** What you should do **
Copy each line holding the string "this".
-------- Task inputs
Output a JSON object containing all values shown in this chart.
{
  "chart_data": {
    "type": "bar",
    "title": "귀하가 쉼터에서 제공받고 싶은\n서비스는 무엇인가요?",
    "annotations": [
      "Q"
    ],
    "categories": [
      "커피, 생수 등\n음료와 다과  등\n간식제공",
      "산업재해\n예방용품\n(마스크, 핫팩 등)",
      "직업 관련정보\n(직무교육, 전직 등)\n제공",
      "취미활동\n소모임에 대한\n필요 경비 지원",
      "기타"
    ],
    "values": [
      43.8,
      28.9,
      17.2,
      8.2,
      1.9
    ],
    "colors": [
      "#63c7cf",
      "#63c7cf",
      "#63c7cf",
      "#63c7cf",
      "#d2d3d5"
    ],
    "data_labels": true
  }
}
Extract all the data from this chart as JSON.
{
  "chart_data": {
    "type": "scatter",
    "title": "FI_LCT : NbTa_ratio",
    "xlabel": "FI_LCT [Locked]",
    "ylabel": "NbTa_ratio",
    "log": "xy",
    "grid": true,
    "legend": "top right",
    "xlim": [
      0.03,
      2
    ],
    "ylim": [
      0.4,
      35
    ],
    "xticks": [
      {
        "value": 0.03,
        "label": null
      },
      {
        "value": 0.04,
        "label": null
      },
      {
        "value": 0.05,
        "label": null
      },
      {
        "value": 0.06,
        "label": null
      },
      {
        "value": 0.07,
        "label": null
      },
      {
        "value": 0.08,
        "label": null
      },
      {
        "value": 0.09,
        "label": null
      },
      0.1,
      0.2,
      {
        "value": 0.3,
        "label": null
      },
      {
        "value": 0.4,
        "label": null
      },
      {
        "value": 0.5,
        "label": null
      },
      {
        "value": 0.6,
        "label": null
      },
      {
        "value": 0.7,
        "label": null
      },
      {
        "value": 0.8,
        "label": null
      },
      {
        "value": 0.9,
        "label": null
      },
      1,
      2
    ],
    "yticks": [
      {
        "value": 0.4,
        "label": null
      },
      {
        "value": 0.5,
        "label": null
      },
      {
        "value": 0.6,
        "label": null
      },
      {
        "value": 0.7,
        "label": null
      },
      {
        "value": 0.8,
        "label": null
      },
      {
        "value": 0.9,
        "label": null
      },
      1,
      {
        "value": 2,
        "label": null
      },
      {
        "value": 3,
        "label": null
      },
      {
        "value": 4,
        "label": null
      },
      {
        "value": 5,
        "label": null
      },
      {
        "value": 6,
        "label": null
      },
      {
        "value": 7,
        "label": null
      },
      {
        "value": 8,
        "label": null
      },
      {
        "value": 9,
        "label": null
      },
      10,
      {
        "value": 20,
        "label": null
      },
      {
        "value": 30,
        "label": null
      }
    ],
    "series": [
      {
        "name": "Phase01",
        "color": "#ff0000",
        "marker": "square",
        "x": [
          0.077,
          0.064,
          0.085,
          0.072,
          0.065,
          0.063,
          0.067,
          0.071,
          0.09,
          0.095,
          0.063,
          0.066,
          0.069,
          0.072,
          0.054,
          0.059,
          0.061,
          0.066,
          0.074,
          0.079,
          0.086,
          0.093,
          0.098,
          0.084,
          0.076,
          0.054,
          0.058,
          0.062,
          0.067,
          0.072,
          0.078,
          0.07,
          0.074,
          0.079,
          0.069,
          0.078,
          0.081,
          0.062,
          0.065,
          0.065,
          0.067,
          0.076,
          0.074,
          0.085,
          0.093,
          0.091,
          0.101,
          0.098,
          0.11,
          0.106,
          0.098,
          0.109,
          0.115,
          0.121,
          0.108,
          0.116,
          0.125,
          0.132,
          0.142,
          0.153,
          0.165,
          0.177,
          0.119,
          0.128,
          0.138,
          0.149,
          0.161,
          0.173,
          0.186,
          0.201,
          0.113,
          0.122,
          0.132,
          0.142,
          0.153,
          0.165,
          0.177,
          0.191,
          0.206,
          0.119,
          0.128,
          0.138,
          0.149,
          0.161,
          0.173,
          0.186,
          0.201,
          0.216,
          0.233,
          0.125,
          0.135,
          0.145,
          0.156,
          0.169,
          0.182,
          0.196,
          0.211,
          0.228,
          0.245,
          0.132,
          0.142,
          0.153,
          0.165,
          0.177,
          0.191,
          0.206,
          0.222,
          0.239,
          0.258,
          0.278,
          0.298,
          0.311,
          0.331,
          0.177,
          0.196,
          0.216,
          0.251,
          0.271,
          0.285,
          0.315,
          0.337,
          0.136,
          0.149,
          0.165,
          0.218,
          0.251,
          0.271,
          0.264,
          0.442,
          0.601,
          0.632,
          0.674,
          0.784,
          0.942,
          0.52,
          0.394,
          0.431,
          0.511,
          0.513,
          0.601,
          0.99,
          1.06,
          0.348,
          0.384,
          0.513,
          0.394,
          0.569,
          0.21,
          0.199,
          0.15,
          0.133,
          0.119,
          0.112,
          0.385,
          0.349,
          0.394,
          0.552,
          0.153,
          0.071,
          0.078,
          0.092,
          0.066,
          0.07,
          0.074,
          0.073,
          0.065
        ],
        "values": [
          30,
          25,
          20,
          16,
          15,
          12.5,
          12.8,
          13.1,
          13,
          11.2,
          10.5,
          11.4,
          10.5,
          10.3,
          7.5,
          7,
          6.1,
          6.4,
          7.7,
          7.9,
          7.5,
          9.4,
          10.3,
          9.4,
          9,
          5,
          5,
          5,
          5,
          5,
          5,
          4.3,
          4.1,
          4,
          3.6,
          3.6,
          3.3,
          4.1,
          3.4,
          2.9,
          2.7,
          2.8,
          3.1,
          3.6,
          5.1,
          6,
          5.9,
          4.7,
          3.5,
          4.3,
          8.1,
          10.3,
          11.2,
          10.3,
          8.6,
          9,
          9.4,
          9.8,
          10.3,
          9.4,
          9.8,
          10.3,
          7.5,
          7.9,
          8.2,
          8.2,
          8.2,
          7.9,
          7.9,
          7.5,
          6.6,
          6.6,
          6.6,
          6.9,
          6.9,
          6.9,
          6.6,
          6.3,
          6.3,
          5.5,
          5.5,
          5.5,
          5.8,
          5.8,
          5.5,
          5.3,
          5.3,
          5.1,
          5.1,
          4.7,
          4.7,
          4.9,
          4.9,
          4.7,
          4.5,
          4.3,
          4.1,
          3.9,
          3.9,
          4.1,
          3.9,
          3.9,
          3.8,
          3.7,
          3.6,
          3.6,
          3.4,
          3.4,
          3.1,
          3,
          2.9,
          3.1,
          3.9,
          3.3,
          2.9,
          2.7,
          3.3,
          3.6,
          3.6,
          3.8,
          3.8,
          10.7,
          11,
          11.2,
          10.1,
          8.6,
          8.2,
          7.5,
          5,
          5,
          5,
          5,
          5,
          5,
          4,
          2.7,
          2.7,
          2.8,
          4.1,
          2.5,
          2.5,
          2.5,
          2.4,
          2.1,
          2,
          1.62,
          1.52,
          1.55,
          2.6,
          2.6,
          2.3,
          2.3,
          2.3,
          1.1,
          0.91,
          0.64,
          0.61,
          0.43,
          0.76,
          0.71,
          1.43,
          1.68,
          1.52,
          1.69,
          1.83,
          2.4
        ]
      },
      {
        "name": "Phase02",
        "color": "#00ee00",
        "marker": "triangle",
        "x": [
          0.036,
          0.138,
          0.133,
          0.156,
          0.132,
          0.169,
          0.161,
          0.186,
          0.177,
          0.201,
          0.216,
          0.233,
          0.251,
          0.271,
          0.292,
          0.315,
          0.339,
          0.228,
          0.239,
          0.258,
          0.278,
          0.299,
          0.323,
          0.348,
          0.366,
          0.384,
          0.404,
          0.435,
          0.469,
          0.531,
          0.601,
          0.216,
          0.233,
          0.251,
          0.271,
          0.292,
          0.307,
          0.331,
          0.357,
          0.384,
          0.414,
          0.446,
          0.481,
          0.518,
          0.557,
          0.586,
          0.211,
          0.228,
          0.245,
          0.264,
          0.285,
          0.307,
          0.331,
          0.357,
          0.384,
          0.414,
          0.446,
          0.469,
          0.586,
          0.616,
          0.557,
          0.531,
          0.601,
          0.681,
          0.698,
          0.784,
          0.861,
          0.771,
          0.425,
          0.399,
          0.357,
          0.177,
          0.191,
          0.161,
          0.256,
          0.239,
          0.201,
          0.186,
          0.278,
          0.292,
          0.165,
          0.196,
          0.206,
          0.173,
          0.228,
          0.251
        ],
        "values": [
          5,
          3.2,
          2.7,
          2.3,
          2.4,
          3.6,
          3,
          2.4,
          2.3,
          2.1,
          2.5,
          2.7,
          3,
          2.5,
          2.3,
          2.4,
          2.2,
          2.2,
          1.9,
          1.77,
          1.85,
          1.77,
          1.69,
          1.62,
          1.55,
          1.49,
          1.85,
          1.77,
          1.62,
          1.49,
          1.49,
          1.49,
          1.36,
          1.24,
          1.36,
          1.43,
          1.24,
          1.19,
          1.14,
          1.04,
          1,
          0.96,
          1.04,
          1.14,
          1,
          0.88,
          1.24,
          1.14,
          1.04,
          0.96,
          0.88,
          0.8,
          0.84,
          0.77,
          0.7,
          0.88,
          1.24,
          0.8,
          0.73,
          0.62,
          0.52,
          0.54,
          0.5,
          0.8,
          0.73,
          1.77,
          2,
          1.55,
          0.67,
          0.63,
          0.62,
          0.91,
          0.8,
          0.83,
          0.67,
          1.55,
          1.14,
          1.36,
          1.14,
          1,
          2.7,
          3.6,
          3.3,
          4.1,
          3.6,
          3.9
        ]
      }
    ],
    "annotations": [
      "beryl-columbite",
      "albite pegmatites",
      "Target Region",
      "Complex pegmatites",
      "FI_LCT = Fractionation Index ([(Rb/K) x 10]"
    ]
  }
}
----------------
** Reply to the task **
Output a JSON object containing all values shown in this chart.
Extract all the data from this chart as JSON.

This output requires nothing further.